Listing ->

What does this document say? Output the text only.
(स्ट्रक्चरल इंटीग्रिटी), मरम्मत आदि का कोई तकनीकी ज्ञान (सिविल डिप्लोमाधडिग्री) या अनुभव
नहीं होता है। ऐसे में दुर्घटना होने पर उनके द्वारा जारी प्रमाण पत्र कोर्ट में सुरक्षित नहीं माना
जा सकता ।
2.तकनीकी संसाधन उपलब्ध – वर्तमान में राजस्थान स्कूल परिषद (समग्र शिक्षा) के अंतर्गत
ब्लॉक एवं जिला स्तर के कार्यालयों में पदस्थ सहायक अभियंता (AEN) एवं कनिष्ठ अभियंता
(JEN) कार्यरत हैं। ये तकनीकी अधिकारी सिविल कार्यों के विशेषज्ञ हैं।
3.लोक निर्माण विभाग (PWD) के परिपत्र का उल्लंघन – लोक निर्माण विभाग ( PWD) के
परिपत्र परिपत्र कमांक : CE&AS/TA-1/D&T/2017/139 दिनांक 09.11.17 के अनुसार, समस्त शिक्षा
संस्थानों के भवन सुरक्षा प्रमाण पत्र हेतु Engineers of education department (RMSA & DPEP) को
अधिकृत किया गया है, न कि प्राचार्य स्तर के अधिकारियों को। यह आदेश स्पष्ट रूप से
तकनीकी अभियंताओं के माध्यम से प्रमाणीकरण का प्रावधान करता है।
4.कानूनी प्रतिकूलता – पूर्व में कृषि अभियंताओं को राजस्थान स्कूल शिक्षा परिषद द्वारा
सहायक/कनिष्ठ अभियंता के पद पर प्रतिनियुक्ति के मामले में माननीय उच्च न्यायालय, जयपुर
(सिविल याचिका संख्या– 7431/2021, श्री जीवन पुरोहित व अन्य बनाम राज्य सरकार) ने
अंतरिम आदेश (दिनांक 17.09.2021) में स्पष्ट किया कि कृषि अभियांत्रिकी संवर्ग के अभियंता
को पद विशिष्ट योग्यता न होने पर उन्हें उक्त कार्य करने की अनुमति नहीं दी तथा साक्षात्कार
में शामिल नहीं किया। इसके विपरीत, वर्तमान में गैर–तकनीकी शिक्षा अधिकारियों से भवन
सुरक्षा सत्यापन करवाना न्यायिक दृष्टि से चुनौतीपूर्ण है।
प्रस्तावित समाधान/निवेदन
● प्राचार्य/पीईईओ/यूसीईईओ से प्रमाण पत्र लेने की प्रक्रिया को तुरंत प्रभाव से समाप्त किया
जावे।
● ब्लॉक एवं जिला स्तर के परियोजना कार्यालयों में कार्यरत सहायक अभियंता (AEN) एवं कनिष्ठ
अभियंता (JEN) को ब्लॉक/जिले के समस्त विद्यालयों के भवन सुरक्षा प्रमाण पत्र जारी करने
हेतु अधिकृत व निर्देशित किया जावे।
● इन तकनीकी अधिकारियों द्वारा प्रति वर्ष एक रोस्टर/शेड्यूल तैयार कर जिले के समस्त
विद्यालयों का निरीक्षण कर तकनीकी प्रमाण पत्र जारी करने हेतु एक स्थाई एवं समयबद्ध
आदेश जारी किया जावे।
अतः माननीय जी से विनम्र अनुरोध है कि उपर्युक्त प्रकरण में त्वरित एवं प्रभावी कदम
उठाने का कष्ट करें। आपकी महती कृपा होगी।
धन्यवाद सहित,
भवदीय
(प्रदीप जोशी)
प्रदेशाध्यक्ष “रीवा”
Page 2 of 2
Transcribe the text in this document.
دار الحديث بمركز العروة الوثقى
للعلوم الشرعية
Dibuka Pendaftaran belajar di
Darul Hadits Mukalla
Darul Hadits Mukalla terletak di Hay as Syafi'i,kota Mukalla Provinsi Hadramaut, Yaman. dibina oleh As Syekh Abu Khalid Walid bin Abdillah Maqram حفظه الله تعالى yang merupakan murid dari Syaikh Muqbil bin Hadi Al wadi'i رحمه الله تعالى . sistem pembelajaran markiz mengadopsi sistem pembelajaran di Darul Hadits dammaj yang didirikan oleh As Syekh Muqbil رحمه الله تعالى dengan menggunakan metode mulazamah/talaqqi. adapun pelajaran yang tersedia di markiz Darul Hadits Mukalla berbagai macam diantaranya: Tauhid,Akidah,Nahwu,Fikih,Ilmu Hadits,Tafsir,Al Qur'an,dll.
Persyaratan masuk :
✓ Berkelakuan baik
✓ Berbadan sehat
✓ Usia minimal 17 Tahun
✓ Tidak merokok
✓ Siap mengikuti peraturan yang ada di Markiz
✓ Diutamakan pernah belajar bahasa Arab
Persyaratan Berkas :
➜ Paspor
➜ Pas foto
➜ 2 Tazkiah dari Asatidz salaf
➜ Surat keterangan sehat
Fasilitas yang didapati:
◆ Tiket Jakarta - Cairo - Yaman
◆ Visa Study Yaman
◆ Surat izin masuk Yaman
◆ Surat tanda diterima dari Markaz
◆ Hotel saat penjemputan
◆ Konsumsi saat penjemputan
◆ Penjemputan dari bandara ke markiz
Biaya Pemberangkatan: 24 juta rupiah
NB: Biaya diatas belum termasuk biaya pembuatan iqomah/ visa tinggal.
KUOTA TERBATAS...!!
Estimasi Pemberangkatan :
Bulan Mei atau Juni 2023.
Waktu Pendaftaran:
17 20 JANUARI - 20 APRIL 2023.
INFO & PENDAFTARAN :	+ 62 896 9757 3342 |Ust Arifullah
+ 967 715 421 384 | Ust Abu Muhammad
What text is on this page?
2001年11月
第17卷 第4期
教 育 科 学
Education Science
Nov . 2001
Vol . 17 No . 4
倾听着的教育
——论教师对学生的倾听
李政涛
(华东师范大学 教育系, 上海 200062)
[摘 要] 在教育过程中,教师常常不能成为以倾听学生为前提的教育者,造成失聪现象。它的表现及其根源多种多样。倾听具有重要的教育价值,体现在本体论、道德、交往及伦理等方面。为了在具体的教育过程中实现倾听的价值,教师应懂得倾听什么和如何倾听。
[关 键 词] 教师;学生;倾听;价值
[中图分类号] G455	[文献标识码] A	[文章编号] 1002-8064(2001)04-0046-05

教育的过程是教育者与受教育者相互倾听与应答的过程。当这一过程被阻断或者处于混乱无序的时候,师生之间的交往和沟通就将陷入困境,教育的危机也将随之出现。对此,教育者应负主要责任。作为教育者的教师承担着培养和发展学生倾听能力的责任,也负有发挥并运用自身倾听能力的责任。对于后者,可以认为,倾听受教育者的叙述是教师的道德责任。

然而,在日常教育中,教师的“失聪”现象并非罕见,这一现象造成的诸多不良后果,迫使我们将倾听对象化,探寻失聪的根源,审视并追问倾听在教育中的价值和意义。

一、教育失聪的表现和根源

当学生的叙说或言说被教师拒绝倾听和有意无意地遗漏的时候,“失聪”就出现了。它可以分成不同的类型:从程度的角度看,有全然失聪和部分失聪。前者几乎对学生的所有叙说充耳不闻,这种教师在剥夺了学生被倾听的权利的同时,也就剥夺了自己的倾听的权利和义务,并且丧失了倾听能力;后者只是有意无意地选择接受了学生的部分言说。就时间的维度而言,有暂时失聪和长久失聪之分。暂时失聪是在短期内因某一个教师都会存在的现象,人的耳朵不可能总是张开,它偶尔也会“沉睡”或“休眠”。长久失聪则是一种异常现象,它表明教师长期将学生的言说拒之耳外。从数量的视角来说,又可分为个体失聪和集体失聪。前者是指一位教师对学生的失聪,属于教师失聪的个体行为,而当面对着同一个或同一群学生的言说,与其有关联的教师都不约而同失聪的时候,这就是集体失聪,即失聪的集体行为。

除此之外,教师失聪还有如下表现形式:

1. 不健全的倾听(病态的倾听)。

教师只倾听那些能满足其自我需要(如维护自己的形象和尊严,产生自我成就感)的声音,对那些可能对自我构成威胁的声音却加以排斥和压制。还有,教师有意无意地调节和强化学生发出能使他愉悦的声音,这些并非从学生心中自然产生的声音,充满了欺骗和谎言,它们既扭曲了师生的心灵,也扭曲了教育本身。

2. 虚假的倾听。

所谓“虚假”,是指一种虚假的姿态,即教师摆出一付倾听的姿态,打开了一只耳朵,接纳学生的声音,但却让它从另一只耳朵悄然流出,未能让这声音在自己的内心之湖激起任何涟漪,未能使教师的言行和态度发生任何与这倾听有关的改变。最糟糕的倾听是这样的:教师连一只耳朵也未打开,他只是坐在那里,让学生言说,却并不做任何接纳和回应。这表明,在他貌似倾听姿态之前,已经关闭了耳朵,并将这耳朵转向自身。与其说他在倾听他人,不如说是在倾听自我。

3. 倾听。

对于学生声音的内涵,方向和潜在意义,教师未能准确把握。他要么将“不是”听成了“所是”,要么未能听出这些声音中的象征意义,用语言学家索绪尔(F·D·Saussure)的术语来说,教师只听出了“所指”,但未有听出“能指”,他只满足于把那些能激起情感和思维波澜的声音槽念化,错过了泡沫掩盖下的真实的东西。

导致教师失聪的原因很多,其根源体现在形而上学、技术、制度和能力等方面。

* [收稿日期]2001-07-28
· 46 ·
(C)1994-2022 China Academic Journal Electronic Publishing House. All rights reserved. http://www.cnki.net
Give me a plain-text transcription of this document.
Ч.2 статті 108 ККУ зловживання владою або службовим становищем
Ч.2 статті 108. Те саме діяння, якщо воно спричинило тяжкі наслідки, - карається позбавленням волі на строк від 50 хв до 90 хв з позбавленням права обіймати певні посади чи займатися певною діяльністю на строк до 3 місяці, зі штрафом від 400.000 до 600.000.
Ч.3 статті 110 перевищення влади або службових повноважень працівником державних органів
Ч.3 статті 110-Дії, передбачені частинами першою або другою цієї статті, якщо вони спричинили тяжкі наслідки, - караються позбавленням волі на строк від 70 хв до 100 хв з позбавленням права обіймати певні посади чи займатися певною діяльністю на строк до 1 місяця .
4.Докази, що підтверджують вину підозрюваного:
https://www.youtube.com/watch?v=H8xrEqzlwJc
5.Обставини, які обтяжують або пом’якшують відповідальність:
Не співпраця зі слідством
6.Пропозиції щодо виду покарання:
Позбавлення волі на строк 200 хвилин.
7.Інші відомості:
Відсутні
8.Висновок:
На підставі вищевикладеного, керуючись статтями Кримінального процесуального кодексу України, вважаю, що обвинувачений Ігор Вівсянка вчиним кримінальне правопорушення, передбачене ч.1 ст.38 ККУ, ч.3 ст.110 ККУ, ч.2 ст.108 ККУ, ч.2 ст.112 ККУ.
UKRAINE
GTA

What is being asked ->
What is the number of lines that contain "тяжкі"? Reply with that number alone.

Final answer ->
2